**Goal**: Copy out all the records, word for word.

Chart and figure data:
- - - - - - -

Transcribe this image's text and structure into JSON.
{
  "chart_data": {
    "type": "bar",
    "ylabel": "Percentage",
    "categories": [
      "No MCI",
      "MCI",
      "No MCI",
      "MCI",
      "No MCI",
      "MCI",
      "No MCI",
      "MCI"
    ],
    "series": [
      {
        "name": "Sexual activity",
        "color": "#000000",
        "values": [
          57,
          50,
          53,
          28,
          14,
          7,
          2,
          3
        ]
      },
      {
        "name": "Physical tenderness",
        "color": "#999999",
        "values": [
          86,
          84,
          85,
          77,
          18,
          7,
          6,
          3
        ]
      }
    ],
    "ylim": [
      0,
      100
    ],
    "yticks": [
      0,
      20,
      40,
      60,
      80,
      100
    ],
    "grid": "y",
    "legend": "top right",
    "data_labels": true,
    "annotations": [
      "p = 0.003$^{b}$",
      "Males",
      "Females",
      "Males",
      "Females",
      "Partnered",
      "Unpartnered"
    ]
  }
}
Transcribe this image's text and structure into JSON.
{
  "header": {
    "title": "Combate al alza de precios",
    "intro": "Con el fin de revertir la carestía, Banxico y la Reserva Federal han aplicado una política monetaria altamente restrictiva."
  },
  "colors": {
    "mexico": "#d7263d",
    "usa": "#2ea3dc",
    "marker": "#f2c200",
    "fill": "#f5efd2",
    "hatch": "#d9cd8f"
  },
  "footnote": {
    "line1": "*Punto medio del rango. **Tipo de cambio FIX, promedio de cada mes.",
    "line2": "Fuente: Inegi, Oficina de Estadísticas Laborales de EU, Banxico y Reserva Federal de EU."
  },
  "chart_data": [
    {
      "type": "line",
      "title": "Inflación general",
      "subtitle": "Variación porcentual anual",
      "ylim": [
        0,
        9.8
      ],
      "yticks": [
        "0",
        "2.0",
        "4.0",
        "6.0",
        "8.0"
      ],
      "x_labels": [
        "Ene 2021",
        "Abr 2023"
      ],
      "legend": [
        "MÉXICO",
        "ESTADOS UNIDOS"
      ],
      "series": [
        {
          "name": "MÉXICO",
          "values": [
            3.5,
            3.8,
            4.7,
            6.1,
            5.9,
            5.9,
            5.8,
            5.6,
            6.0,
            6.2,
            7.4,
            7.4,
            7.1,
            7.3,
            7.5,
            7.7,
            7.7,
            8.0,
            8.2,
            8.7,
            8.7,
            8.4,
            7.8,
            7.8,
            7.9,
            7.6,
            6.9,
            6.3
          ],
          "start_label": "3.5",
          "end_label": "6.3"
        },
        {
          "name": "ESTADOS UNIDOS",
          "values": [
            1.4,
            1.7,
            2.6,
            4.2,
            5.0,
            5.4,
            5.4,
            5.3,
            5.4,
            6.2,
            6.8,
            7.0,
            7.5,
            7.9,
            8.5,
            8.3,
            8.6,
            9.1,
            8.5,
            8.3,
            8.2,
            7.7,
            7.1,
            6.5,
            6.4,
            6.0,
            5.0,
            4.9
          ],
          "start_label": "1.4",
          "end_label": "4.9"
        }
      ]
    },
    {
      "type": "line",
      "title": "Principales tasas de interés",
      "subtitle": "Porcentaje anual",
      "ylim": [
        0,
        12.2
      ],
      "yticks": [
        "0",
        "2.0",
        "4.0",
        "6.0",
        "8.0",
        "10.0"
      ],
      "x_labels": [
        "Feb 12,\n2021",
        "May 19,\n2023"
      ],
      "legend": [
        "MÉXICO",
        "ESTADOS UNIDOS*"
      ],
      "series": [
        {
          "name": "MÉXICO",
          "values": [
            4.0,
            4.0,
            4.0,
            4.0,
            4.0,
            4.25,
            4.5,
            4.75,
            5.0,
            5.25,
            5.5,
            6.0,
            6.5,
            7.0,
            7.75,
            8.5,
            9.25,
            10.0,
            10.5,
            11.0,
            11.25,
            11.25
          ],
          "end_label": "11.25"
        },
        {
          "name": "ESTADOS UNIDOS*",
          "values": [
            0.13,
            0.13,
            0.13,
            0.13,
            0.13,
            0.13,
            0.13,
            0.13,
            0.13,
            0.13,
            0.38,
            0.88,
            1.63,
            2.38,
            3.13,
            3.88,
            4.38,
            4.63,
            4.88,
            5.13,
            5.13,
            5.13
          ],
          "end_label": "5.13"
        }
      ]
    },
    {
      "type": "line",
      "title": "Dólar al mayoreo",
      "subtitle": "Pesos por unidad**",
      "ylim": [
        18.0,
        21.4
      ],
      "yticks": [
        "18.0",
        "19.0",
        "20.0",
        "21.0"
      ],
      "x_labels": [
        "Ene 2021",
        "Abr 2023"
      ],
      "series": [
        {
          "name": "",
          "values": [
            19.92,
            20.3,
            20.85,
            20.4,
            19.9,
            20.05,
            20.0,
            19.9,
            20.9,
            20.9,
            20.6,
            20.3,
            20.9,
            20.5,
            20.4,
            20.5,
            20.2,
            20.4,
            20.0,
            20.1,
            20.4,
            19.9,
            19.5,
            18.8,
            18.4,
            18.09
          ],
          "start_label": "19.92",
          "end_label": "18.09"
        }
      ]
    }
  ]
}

- - - - - - -

**Full response**:
Transcribe this image's text and structure into JSON.
{
  "chart_data": {
    "type": "bar",
    "ylabel": "Percentage",
    "categories": [
      "No MCI",
      "MCI",
      "No MCI",
      "MCI",
      "No MCI",
      "MCI",
      "No MCI",
      "MCI"
    ],
    "series": [
      {
        "name": "Sexual activity",
        "color": "#000000",
        "values": [
          57,
          50,
          53,
          28,
          14,
          7,
          2,
          3
        ]
      },
      {
        "name": "Physical tenderness",
        "color": "#999999",
        "values": [
          86,
          84,
          85,
          77,
          18,
          7,
          6,
          3
        ]
      }
    ],
    "ylim": [
      0,
      100
    ],
    "yticks": [
      0,
      20,
      40,
      60,
      80,
      100
    ],
    "grid": "y",
    "legend": "top right",
    "data_labels": true,
    "annotations": [
      "p = 0.003$^{b}$",
      "Males",
      "Females",
      "Males",
      "Females",
      "Partnered",
      "Unpartnered"
    ]
  }
}
Transcribe this image's text and structure into JSON.
{
  "header": {
    "title": "Combate al alza de precios",
    "intro": "Con el fin de revertir la carestía, Banxico y la Reserva Federal han aplicado una política monetaria altamente restrictiva."
  },
  "colors": {
    "mexico": "#d7263d",
    "usa": "#2ea3dc",
    "marker": "#f2c200",
    "fill": "#f5efd2",
    "hatch": "#d9cd8f"
  },
  "footnote": {
    "line1": "*Punto medio del rango. **Tipo de cambio FIX, promedio de cada mes.",
    "line2": "Fuente: Inegi, Oficina de Estadísticas Laborales de EU, Banxico y Reserva Federal de EU."
  },
  "chart_data": [
    {
      "type": "line",
      "title": "Inflación general",
      "subtitle": "Variación porcentual anual",
      "ylim": [
        0,
        9.8
      ],
      "yticks": [
        "0",
        "2.0",
        "4.0",
        "6.0",
        "8.0"
      ],
      "x_labels": [
        "Ene 2021",
        "Abr 2023"
      ],
      "legend": [
        "MÉXICO",
        "ESTADOS UNIDOS"
      ],
      "series": [
        {
          "name": "MÉXICO",
          "values": [
            3.5,
            3.8,
            4.7,
            6.1,
            5.9,
            5.9,
            5.8,
            5.6,
            6.0,
            6.2,
            7.4,
            7.4,
            7.1,
            7.3,
            7.5,
            7.7,
            7.7,
            8.0,
            8.2,
            8.7,
            8.7,
            8.4,
            7.8,
            7.8,
            7.9,
            7.6,
            6.9,
            6.3
          ],
          "start_label": "3.5",
          "end_label": "6.3"
        },
        {
          "name": "ESTADOS UNIDOS",
          "values": [
            1.4,
            1.7,
            2.6,
            4.2,
            5.0,
            5.4,
            5.4,
            5.3,
            5.4,
            6.2,
            6.8,
            7.0,
            7.5,
            7.9,
            8.5,
            8.3,
            8.6,
            9.1,
            8.5,
            8.3,
            8.2,
            7.7,
            7.1,
            6.5,
            6.4,
            6.0,
            5.0,
            4.9
          ],
          "start_label": "1.4",
          "end_label": "4.9"
        }
      ]
    },
    {
      "type": "line",
      "title": "Principales tasas de interés",
      "subtitle": "Porcentaje anual",
      "ylim": [
        0,
        12.2
      ],
      "yticks": [
        "0",
        "2.0",
        "4.0",
        "6.0",
        "8.0",
        "10.0"
      ],
      "x_labels": [
        "Feb 12,\n2021",
        "May 19,\n2023"
      ],
      "legend": [
        "MÉXICO",
        "ESTADOS UNIDOS*"
      ],
      "series": [
        {
          "name": "MÉXICO",
          "values": [
            4.0,
            4.0,
            4.0,
            4.0,
            4.0,
            4.25,
            4.5,
            4.75,
            5.0,
            5.25,
            5.5,
            6.0,
            6.5,
            7.0,
            7.75,
            8.5,
            9.25,
            10.0,
            10.5,
            11.0,
            11.25,
            11.25
          ],
          "end_label": "11.25"
        },
        {
          "name": "ESTADOS UNIDOS*",
          "values": [
            0.13,
            0.13,
            0.13,
            0.13,
            0.13,
            0.13,
            0.13,
            0.13,
            0.13,
            0.13,
            0.38,
            0.88,
            1.63,
            2.38,
            3.13,
            3.88,
            4.38,
            4.63,
            4.88,
            5.13,
            5.13,
            5.13
          ],
          "end_label": "5.13"
        }
      ]
    },
    {
      "type": "line",
      "title": "Dólar al mayoreo",
      "subtitle": "Pesos por unidad**",
      "ylim": [
        18.0,
        21.4
      ],
      "yticks": [
        "18.0",
        "19.0",
        "20.0",
        "21.0"
      ],
      "x_labels": [
        "Ene 2021",
        "Abr 2023"
      ],
      "series": [
        {
          "name": "",
          "values": [
            19.92,
            20.3,
            20.85,
            20.4,
            19.9,
            20.05,
            20.0,
            19.9,
            20.9,
            20.9,
            20.6,
            20.3,
            20.9,
            20.5,
            20.4,
            20.5,
            20.2,
            20.4,
            20.0,
            20.1,
            20.4,
            19.9,
            19.5,
            18.8,
            18.4,
            18.09
          ],
          "start_label": "19.92",
          "end_label": "18.09"
        }
      ]
    }
  ]
}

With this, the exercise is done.